**Your objective**
Every line with the word "bruits" in it should be extracted from the data that follows.

**Data for this task**
◇ ◇ ◇

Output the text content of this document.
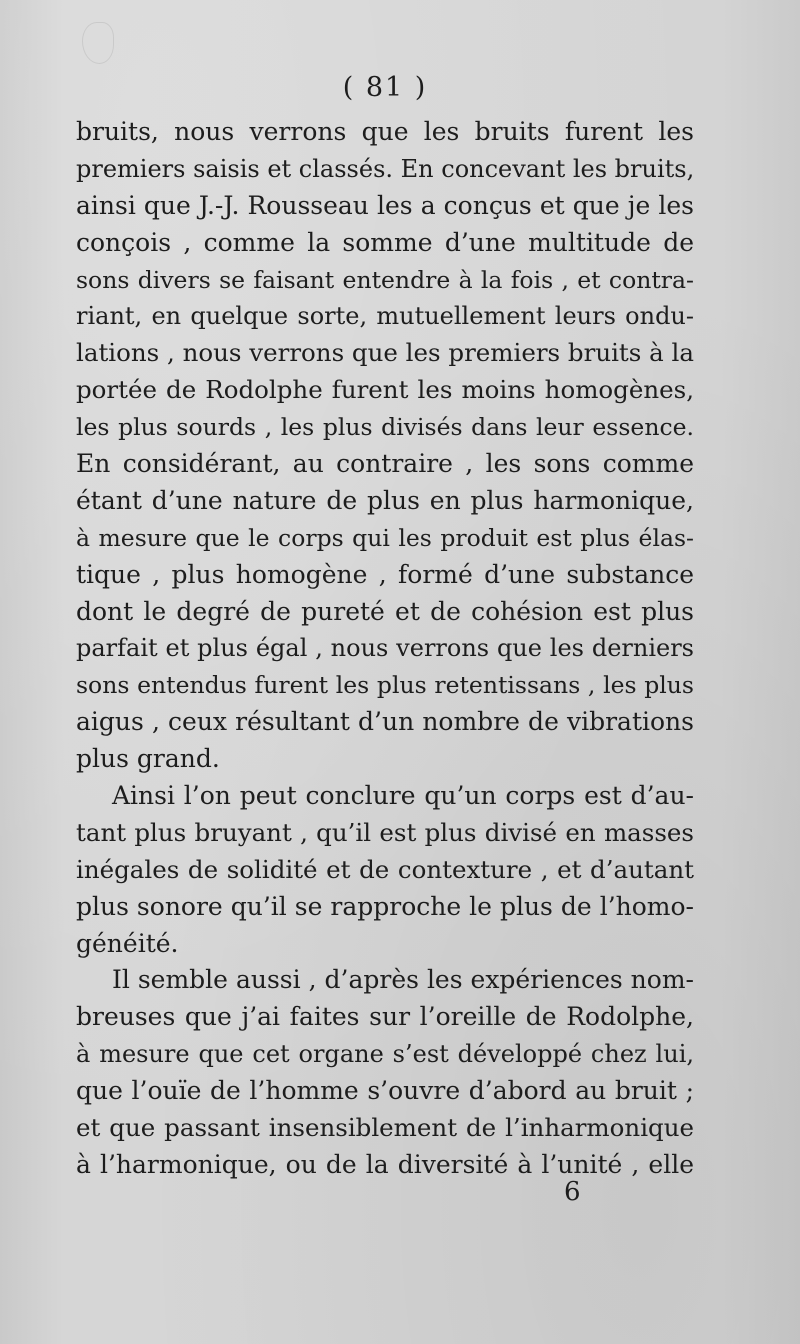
( 81 )
bruits, nous verrons que les bruits furent les
premiers saisis et classés. En concevant les bruits,
ainsi que J.-J. Rousseau les a conçus et que je les
conçois , comme la somme d’une multitude de
sons divers se faisant entendre à la fois , et contra-
riant, en quelque sorte, mutuellement leurs ondu-
lations , nous verrons que les premiers bruits à la
portée de Rodolphe furent les moins homogènes,
les plus sourds , les plus divisés dans leur essence.
En considérant, au contraire , les sons comme
étant d’une nature de plus en plus harmonique,
à mesure que le corps qui les produit est plus élas-
tique , plus homogène , formé d’une substance
dont le degré de pureté et de cohésion est plus
parfait et plus égal , nous verrons que les derniers
sons entendus furent les plus retentissans , les plus
aigus , ceux résultant d’un nombre de vibrations
plus grand.
Ainsi l’on peut conclure qu’un corps est d’au-
tant plus bruyant , qu’il est plus divisé en masses
inégales de solidité et de contexture , et d’autant
plus sonore qu’il se rapproche le plus de l’homo-
généité.
Il semble aussi , d’après les expériences nom-
breuses que j’ai faites sur l’oreille de Rodolphe,
à mesure que cet organe s’est développé chez lui,
que l’ouïe de l’homme s’ouvre d’abord au bruit ;
et que passant insensiblement de l’inharmonique
à l’harmonique, ou de la diversité à l’unité , elle
6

◇ ◇ ◇

**Answer to the exercise**
bruits, nous verrons que les bruits furent les
premiers saisis et classés. En concevant les bruits,
lations , nous verrons que les premiers bruits à la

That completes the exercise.